Stored items:
◇ ◇ ◇ ◇ ◇

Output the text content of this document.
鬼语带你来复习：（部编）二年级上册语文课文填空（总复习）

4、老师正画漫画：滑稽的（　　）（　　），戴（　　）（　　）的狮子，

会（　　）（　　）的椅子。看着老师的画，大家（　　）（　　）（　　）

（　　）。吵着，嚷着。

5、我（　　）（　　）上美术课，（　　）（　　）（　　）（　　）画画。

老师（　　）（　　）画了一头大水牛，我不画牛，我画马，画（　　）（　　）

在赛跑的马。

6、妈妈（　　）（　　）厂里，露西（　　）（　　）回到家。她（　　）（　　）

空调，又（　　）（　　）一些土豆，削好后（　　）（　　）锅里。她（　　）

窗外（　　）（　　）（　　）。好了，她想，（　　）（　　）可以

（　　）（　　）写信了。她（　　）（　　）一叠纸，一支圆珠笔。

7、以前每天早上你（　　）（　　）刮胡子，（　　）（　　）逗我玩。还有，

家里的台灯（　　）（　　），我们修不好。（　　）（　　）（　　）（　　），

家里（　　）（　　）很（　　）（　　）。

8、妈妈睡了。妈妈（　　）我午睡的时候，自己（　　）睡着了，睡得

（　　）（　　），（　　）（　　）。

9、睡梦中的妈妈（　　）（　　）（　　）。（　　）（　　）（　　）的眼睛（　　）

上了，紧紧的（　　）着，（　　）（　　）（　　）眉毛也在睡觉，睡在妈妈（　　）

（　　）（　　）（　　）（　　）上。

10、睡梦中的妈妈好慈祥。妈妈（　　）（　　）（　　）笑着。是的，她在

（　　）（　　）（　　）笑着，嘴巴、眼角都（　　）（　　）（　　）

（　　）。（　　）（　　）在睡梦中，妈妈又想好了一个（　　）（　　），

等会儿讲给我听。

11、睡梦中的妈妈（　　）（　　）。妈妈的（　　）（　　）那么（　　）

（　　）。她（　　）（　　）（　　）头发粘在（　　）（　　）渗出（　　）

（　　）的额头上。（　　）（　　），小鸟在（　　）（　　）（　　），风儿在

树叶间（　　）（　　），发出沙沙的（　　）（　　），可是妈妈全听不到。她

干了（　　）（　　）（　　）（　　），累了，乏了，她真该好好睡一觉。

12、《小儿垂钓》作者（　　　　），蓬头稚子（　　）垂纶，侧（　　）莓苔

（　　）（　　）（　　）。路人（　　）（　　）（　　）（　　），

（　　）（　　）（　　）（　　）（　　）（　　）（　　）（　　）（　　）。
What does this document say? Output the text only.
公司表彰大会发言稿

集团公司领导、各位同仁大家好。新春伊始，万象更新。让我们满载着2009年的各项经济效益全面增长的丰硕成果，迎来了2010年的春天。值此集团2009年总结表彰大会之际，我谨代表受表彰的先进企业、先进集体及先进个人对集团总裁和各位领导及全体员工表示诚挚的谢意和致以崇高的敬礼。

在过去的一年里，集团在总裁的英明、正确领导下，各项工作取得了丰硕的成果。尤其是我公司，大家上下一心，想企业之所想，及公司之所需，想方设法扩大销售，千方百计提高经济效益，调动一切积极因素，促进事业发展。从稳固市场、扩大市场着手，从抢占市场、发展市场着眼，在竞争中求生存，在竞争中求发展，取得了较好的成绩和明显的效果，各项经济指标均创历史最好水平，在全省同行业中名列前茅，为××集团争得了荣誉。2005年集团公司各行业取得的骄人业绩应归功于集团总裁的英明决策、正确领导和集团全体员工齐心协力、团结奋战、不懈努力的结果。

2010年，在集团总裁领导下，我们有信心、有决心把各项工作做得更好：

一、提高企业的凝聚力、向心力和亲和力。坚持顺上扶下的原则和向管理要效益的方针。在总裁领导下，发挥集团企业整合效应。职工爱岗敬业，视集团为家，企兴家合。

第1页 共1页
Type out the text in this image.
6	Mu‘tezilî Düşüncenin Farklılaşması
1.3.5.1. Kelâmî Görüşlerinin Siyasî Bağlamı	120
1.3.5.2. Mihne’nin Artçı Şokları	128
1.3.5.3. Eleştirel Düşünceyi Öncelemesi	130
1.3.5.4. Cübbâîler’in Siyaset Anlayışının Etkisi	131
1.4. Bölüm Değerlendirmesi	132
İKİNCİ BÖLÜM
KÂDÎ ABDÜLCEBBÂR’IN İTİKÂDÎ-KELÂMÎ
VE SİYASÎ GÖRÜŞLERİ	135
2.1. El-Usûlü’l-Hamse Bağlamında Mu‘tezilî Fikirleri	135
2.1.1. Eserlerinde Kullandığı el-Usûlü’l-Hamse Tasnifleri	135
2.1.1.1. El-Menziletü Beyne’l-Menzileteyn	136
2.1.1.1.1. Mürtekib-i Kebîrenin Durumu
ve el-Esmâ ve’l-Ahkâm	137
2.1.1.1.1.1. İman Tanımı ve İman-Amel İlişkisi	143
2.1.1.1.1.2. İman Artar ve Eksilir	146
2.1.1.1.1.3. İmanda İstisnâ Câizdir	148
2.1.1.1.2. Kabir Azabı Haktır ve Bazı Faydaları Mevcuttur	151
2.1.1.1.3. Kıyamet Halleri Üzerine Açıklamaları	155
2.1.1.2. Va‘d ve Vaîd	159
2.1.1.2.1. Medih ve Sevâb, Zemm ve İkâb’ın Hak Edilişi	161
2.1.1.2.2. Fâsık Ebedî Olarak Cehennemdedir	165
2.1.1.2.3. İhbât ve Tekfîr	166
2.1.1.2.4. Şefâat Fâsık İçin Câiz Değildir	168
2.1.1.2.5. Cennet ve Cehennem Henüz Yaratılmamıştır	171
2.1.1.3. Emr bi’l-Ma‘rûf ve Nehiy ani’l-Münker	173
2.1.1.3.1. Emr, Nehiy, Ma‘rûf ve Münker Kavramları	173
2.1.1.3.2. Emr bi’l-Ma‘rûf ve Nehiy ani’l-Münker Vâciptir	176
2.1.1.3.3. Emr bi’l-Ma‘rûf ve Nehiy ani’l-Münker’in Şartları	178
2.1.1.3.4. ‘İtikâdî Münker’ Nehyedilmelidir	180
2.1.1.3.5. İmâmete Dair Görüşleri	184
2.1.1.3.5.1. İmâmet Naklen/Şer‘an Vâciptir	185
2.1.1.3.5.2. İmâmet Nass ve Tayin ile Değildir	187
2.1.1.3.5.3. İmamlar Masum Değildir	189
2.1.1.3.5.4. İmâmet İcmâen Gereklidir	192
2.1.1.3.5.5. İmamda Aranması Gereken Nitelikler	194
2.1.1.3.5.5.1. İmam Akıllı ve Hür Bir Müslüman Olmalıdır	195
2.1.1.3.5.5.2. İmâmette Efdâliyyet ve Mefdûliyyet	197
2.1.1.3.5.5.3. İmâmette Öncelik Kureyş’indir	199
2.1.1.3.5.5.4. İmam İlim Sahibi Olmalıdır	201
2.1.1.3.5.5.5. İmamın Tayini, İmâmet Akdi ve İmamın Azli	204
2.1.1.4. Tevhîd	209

◇ ◇ ◇ ◇ ◇

Your task: Quote all the records. Keep every word exact.

Worked solution:
Output the text content of this document.
鬼语带你来复习：（部编）二年级上册语文课文填空（总复习）

4、老师正画漫画：滑稽的（　　）（　　），戴（　　）（　　）的狮子，

会（　　）（　　）的椅子。看着老师的画，大家（　　）（　　）（　　）

（　　）。吵着，嚷着。

5、我（　　）（　　）上美术课，（　　）（　　）（　　）（　　）画画。

老师（　　）（　　）画了一头大水牛，我不画牛，我画马，画（　　）（　　）

在赛跑的马。

6、妈妈（　　）（　　）厂里，露西（　　）（　　）回到家。她（　　）（　　）

空调，又（　　）（　　）一些土豆，削好后（　　）（　　）锅里。她（　　）

窗外（　　）（　　）（　　）。好了，她想，（　　）（　　）可以

（　　）（　　）写信了。她（　　）（　　）一叠纸，一支圆珠笔。

7、以前每天早上你（　　）（　　）刮胡子，（　　）（　　）逗我玩。还有，

家里的台灯（　　）（　　），我们修不好。（　　）（　　）（　　）（　　），

家里（　　）（　　）很（　　）（　　）。

8、妈妈睡了。妈妈（　　）我午睡的时候，自己（　　）睡着了，睡得

（　　）（　　），（　　）（　　）。

9、睡梦中的妈妈（　　）（　　）（　　）。（　　）（　　）（　　）的眼睛（　　）

上了，紧紧的（　　）着，（　　）（　　）（　　）眉毛也在睡觉，睡在妈妈（　　）

（　　）（　　）（　　）（　　）上。

10、睡梦中的妈妈好慈祥。妈妈（　　）（　　）（　　）笑着。是的，她在

（　　）（　　）（　　）笑着，嘴巴、眼角都（　　）（　　）（　　）

（　　）。（　　）（　　）在睡梦中，妈妈又想好了一个（　　）（　　），

等会儿讲给我听。

11、睡梦中的妈妈（　　）（　　）。妈妈的（　　）（　　）那么（　　）

（　　）。她（　　）（　　）（　　）头发粘在（　　）（　　）渗出（　　）

（　　）的额头上。（　　）（　　），小鸟在（　　）（　　）（　　），风儿在

树叶间（　　）（　　），发出沙沙的（　　）（　　），可是妈妈全听不到。她

干了（　　）（　　）（　　）（　　），累了，乏了，她真该好好睡一觉。

12、《小儿垂钓》作者（　　　　），蓬头稚子（　　）垂纶，侧（　　）莓苔

（　　）（　　）（　　）。路人（　　）（　　）（　　）（　　），

（　　）（　　）（　　）（　　）（　　）（　　）（　　）（　　）（　　）。
What does this document say? Output the text only.
公司表彰大会发言稿

集团公司领导、各位同仁大家好。新春伊始，万象更新。让我们满载着2009年的各项经济效益全面增长的丰硕成果，迎来了2010年的春天。值此集团2009年总结表彰大会之际，我谨代表受表彰的先进企业、先进集体及先进个人对集团总裁和各位领导及全体员工表示诚挚的谢意和致以崇高的敬礼。

在过去的一年里，集团在总裁的英明、正确领导下，各项工作取得了丰硕的成果。尤其是我公司，大家上下一心，想企业之所想，及公司之所需，想方设法扩大销售，千方百计提高经济效益，调动一切积极因素，促进事业发展。从稳固市场、扩大市场着手，从抢占市场、发展市场着眼，在竞争中求生存，在竞争中求发展，取得了较好的成绩和明显的效果，各项经济指标均创历史最好水平，在全省同行业中名列前茅，为××集团争得了荣誉。2005年集团公司各行业取得的骄人业绩应归功于集团总裁的英明决策、正确领导和集团全体员工齐心协力、团结奋战、不懈努力的结果。

2010年，在集团总裁领导下，我们有信心、有决心把各项工作做得更好：

一、提高企业的凝聚力、向心力和亲和力。坚持顺上扶下的原则和向管理要效益的方针。在总裁领导下，发挥集团企业整合效应。职工爱岗敬业，视集团为家，企兴家合。

第1页 共1页
Type out the text in this image.
6	Mu‘tezilî Düşüncenin Farklılaşması
1.3.5.1. Kelâmî Görüşlerinin Siyasî Bağlamı	120
1.3.5.2. Mihne’nin Artçı Şokları	128
1.3.5.3. Eleştirel Düşünceyi Öncelemesi	130
1.3.5.4. Cübbâîler’in Siyaset Anlayışının Etkisi	131
1.4. Bölüm Değerlendirmesi	132
İKİNCİ BÖLÜM
KÂDÎ ABDÜLCEBBÂR’IN İTİKÂDÎ-KELÂMÎ
VE SİYASÎ GÖRÜŞLERİ	135
2.1. El-Usûlü’l-Hamse Bağlamında Mu‘tezilî Fikirleri	135
2.1.1. Eserlerinde Kullandığı el-Usûlü’l-Hamse Tasnifleri	135
2.1.1.1. El-Menziletü Beyne’l-Menzileteyn	136
2.1.1.1.1. Mürtekib-i Kebîrenin Durumu
ve el-Esmâ ve’l-Ahkâm	137
2.1.1.1.1.1. İman Tanımı ve İman-Amel İlişkisi	143
2.1.1.1.1.2. İman Artar ve Eksilir	146
2.1.1.1.1.3. İmanda İstisnâ Câizdir	148
2.1.1.1.2. Kabir Azabı Haktır ve Bazı Faydaları Mevcuttur	151
2.1.1.1.3. Kıyamet Halleri Üzerine Açıklamaları	155
2.1.1.2. Va‘d ve Vaîd	159
2.1.1.2.1. Medih ve Sevâb, Zemm ve İkâb’ın Hak Edilişi	161
2.1.1.2.2. Fâsık Ebedî Olarak Cehennemdedir	165
2.1.1.2.3. İhbât ve Tekfîr	166
2.1.1.2.4. Şefâat Fâsık İçin Câiz Değildir	168
2.1.1.2.5. Cennet ve Cehennem Henüz Yaratılmamıştır	171
2.1.1.3. Emr bi’l-Ma‘rûf ve Nehiy ani’l-Münker	173
2.1.1.3.1. Emr, Nehiy, Ma‘rûf ve Münker Kavramları	173
2.1.1.3.2. Emr bi’l-Ma‘rûf ve Nehiy ani’l-Münker Vâciptir	176
2.1.1.3.3. Emr bi’l-Ma‘rûf ve Nehiy ani’l-Münker’in Şartları	178
2.1.1.3.4. ‘İtikâdî Münker’ Nehyedilmelidir	180
2.1.1.3.5. İmâmete Dair Görüşleri	184
2.1.1.3.5.1. İmâmet Naklen/Şer‘an Vâciptir	185
2.1.1.3.5.2. İmâmet Nass ve Tayin ile Değildir	187
2.1.1.3.5.3. İmamlar Masum Değildir	189
2.1.1.3.5.4. İmâmet İcmâen Gereklidir	192
2.1.1.3.5.5. İmamda Aranması Gereken Nitelikler	194
2.1.1.3.5.5.1. İmam Akıllı ve Hür Bir Müslüman Olmalıdır	195
2.1.1.3.5.5.2. İmâmette Efdâliyyet ve Mefdûliyyet	197
2.1.1.3.5.5.3. İmâmette Öncelik Kureyş’indir	199
2.1.1.3.5.5.4. İmam İlim Sahibi Olmalıdır	201
2.1.1.3.5.5.5. İmamın Tayini, İmâmet Akdi ve İmamın Azli	204
2.1.1.4. Tevhîd	209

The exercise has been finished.